The listing beneath should be written out in full, exactly as shown.

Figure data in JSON
** Start **

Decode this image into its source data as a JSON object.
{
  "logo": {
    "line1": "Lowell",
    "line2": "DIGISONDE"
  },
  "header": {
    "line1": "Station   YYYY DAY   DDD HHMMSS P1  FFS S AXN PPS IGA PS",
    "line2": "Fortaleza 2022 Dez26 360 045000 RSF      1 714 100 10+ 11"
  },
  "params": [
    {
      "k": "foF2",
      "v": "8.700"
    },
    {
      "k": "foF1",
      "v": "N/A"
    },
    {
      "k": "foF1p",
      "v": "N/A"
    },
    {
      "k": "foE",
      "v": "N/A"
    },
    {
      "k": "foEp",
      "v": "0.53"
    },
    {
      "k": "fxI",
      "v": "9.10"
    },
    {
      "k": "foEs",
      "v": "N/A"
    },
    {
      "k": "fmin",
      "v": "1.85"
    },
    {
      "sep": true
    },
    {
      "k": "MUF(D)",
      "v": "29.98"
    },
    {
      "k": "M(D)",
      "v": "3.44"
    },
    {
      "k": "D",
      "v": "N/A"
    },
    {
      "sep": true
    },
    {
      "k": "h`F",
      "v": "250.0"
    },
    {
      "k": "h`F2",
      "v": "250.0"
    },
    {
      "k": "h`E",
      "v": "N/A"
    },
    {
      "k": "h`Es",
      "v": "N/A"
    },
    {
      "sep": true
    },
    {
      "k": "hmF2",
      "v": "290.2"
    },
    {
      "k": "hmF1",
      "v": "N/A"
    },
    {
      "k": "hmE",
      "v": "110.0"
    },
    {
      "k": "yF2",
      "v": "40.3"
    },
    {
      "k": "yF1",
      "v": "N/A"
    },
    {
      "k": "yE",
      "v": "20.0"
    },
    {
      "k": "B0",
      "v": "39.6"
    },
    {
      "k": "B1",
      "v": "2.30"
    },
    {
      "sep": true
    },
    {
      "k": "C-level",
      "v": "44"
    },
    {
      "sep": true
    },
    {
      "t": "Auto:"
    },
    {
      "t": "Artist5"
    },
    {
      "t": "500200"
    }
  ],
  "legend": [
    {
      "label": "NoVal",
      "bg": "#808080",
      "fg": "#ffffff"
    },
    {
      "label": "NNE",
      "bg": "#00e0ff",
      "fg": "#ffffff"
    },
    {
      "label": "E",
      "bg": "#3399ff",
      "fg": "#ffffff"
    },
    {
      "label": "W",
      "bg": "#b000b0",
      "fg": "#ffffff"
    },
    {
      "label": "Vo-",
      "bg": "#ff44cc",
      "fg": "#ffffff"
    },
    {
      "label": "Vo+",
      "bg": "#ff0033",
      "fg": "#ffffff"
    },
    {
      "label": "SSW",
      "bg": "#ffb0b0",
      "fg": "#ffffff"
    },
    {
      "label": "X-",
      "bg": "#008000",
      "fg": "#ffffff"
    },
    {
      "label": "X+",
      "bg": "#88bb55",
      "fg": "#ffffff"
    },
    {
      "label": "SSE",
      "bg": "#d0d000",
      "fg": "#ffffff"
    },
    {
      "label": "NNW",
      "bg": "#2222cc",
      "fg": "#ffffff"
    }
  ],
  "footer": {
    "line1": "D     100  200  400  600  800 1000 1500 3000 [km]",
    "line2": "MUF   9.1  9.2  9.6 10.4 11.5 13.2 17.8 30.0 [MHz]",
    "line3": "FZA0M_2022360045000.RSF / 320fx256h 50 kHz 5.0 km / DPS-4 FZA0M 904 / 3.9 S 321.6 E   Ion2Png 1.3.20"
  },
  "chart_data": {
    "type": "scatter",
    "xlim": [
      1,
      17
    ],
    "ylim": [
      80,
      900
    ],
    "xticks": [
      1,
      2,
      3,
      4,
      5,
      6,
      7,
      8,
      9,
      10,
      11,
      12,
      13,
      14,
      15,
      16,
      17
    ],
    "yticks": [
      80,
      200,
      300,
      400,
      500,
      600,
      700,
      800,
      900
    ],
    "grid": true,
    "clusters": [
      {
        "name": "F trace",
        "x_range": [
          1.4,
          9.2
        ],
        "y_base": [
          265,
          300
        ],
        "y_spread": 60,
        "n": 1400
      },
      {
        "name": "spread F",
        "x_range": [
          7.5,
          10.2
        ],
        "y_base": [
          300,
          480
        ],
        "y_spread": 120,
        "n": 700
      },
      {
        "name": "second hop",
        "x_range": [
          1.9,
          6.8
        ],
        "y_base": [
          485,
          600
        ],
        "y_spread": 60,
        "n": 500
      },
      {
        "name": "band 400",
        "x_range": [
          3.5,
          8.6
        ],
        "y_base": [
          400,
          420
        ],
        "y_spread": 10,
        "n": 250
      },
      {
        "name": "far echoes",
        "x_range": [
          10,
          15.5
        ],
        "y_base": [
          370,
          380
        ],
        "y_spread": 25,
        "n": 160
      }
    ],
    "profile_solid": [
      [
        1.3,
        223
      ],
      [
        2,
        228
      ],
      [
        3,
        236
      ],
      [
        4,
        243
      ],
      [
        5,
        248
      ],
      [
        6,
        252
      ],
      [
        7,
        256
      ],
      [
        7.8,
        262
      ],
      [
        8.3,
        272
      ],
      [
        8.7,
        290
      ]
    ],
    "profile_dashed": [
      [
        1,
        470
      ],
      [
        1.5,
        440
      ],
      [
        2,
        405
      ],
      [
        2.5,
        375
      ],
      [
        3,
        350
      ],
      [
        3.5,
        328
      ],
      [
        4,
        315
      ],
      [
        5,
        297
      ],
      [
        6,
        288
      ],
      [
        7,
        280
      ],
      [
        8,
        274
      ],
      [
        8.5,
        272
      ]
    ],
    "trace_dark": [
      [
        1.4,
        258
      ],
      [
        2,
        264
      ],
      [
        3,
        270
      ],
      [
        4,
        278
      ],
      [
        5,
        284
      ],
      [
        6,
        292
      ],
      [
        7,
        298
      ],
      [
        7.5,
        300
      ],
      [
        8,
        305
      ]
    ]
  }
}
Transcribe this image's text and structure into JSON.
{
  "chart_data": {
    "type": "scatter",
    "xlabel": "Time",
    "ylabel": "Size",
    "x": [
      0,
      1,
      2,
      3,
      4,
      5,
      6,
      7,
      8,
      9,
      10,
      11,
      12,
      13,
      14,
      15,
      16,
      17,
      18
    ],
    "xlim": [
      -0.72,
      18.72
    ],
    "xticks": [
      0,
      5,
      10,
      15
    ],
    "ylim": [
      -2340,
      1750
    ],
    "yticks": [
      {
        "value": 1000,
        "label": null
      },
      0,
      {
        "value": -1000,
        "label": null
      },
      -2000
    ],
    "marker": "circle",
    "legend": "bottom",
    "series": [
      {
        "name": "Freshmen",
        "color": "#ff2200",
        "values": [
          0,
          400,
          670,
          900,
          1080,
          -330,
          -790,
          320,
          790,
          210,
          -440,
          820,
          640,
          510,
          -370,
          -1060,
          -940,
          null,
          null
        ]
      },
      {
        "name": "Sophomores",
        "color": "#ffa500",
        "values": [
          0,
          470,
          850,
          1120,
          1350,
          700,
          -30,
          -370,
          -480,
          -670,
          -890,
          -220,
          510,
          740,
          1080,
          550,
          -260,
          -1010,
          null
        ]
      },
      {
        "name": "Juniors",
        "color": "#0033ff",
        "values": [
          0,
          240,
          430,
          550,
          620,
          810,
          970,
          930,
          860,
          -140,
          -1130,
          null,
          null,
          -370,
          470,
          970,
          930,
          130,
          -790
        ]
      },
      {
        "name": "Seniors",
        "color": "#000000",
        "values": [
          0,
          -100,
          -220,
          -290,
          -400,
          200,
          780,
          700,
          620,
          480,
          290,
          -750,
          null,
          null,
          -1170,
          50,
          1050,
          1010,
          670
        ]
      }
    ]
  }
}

** End **

▸ THE ANSWER:
Decode this image into its source data as a JSON object.
{
  "logo": {
    "line1": "Lowell",
    "line2": "DIGISONDE"
  },
  "header": {
    "line1": "Station   YYYY DAY   DDD HHMMSS P1  FFS S AXN PPS IGA PS",
    "line2": "Fortaleza 2022 Dez26 360 045000 RSF      1 714 100 10+ 11"
  },
  "params": [
    {
      "k": "foF2",
      "v": "8.700"
    },
    {
      "k": "foF1",
      "v": "N/A"
    },
    {
      "k": "foF1p",
      "v": "N/A"
    },
    {
      "k": "foE",
      "v": "N/A"
    },
    {
      "k": "foEp",
      "v": "0.53"
    },
    {
      "k": "fxI",
      "v": "9.10"
    },
    {
      "k": "foEs",
      "v": "N/A"
    },
    {
      "k": "fmin",
      "v": "1.85"
    },
    {
      "sep": true
    },
    {
      "k": "MUF(D)",
      "v": "29.98"
    },
    {
      "k": "M(D)",
      "v": "3.44"
    },
    {
      "k": "D",
      "v": "N/A"
    },
    {
      "sep": true
    },
    {
      "k": "h`F",
      "v": "250.0"
    },
    {
      "k": "h`F2",
      "v": "250.0"
    },
    {
      "k": "h`E",
      "v": "N/A"
    },
    {
      "k": "h`Es",
      "v": "N/A"
    },
    {
      "sep": true
    },
    {
      "k": "hmF2",
      "v": "290.2"
    },
    {
      "k": "hmF1",
      "v": "N/A"
    },
    {
      "k": "hmE",
      "v": "110.0"
    },
    {
      "k": "yF2",
      "v": "40.3"
    },
    {
      "k": "yF1",
      "v": "N/A"
    },
    {
      "k": "yE",
      "v": "20.0"
    },
    {
      "k": "B0",
      "v": "39.6"
    },
    {
      "k": "B1",
      "v": "2.30"
    },
    {
      "sep": true
    },
    {
      "k": "C-level",
      "v": "44"
    },
    {
      "sep": true
    },
    {
      "t": "Auto:"
    },
    {
      "t": "Artist5"
    },
    {
      "t": "500200"
    }
  ],
  "legend": [
    {
      "label": "NoVal",
      "bg": "#808080",
      "fg": "#ffffff"
    },
    {
      "label": "NNE",
      "bg": "#00e0ff",
      "fg": "#ffffff"
    },
    {
      "label": "E",
      "bg": "#3399ff",
      "fg": "#ffffff"
    },
    {
      "label": "W",
      "bg": "#b000b0",
      "fg": "#ffffff"
    },
    {
      "label": "Vo-",
      "bg": "#ff44cc",
      "fg": "#ffffff"
    },
    {
      "label": "Vo+",
      "bg": "#ff0033",
      "fg": "#ffffff"
    },
    {
      "label": "SSW",
      "bg": "#ffb0b0",
      "fg": "#ffffff"
    },
    {
      "label": "X-",
      "bg": "#008000",
      "fg": "#ffffff"
    },
    {
      "label": "X+",
      "bg": "#88bb55",
      "fg": "#ffffff"
    },
    {
      "label": "SSE",
      "bg": "#d0d000",
      "fg": "#ffffff"
    },
    {
      "label": "NNW",
      "bg": "#2222cc",
      "fg": "#ffffff"
    }
  ],
  "footer": {
    "line1": "D     100  200  400  600  800 1000 1500 3000 [km]",
    "line2": "MUF   9.1  9.2  9.6 10.4 11.5 13.2 17.8 30.0 [MHz]",
    "line3": "FZA0M_2022360045000.RSF / 320fx256h 50 kHz 5.0 km / DPS-4 FZA0M 904 / 3.9 S 321.6 E   Ion2Png 1.3.20"
  },
  "chart_data": {
    "type": "scatter",
    "xlim": [
      1,
      17
    ],
    "ylim": [
      80,
      900
    ],
    "xticks": [
      1,
      2,
      3,
      4,
      5,
      6,
      7,
      8,
      9,
      10,
      11,
      12,
      13,
      14,
      15,
      16,
      17
    ],
    "yticks": [
      80,
      200,
      300,
      400,
      500,
      600,
      700,
      800,
      900
    ],
    "grid": true,
    "clusters": [
      {
        "name": "F trace",
        "x_range": [
          1.4,
          9.2
        ],
        "y_base": [
          265,
          300
        ],
        "y_spread": 60,
        "n": 1400
      },
      {
        "name": "spread F",
        "x_range": [
          7.5,
          10.2
        ],
        "y_base": [
          300,
          480
        ],
        "y_spread": 120,
        "n": 700
      },
      {
        "name": "second hop",
        "x_range": [
          1.9,
          6.8
        ],
        "y_base": [
          485,
          600
        ],
        "y_spread": 60,
        "n": 500
      },
      {
        "name": "band 400",
        "x_range": [
          3.5,
          8.6
        ],
        "y_base": [
          400,
          420
        ],
        "y_spread": 10,
        "n": 250
      },
      {
        "name": "far echoes",
        "x_range": [
          10,
          15.5
        ],
        "y_base": [
          370,
          380
        ],
        "y_spread": 25,
        "n": 160
      }
    ],
    "profile_solid": [
      [
        1.3,
        223
      ],
      [
        2,
        228
      ],
      [
        3,
        236
      ],
      [
        4,
        243
      ],
      [
        5,
        248
      ],
      [
        6,
        252
      ],
      [
        7,
        256
      ],
      [
        7.8,
        262
      ],
      [
        8.3,
        272
      ],
      [
        8.7,
        290
      ]
    ],
    "profile_dashed": [
      [
        1,
        470
      ],
      [
        1.5,
        440
      ],
      [
        2,
        405
      ],
      [
        2.5,
        375
      ],
      [
        3,
        350
      ],
      [
        3.5,
        328
      ],
      [
        4,
        315
      ],
      [
        5,
        297
      ],
      [
        6,
        288
      ],
      [
        7,
        280
      ],
      [
        8,
        274
      ],
      [
        8.5,
        272
      ]
    ],
    "trace_dark": [
      [
        1.4,
        258
      ],
      [
        2,
        264
      ],
      [
        3,
        270
      ],
      [
        4,
        278
      ],
      [
        5,
        284
      ],
      [
        6,
        292
      ],
      [
        7,
        298
      ],
      [
        7.5,
        300
      ],
      [
        8,
        305
      ]
    ]
  }
}
Transcribe this image's text and structure into JSON.
{
  "chart_data": {
    "type": "scatter",
    "xlabel": "Time",
    "ylabel": "Size",
    "x": [
      0,
      1,
      2,
      3,
      4,
      5,
      6,
      7,
      8,
      9,
      10,
      11,
      12,
      13,
      14,
      15,
      16,
      17,
      18
    ],
    "xlim": [
      -0.72,
      18.72
    ],
    "xticks": [
      0,
      5,
      10,
      15
    ],
    "ylim": [
      -2340,
      1750
    ],
    "yticks": [
      {
        "value": 1000,
        "label": null
      },
      0,
      {
        "value": -1000,
        "label": null
      },
      -2000
    ],
    "marker": "circle",
    "legend": "bottom",
    "series": [
      {
        "name": "Freshmen",
        "color": "#ff2200",
        "values": [
          0,
          400,
          670,
          900,
          1080,
          -330,
          -790,
          320,
          790,
          210,
          -440,
          820,
          640,
          510,
          -370,
          -1060,
          -940,
          null,
          null
        ]
      },
      {
        "name": "Sophomores",
        "color": "#ffa500",
        "values": [
          0,
          470,
          850,
          1120,
          1350,
          700,
          -30,
          -370,
          -480,
          -670,
          -890,
          -220,
          510,
          740,
          1080,
          550,
          -260,
          -1010,
          null
        ]
      },
      {
        "name": "Juniors",
        "color": "#0033ff",
        "values": [
          0,
          240,
          430,
          550,
          620,
          810,
          970,
          930,
          860,
          -140,
          -1130,
          null,
          null,
          -370,
          470,
          970,
          930,
          130,
          -790
        ]
      },
      {
        "name": "Seniors",
        "color": "#000000",
        "values": [
          0,
          -100,
          -220,
          -290,
          -400,
          200,
          780,
          700,
          620,
          480,
          290,
          -750,
          null,
          null,
          -1170,
          50,
          1050,
          1010,
          670
        ]
      }
    ]
  }
}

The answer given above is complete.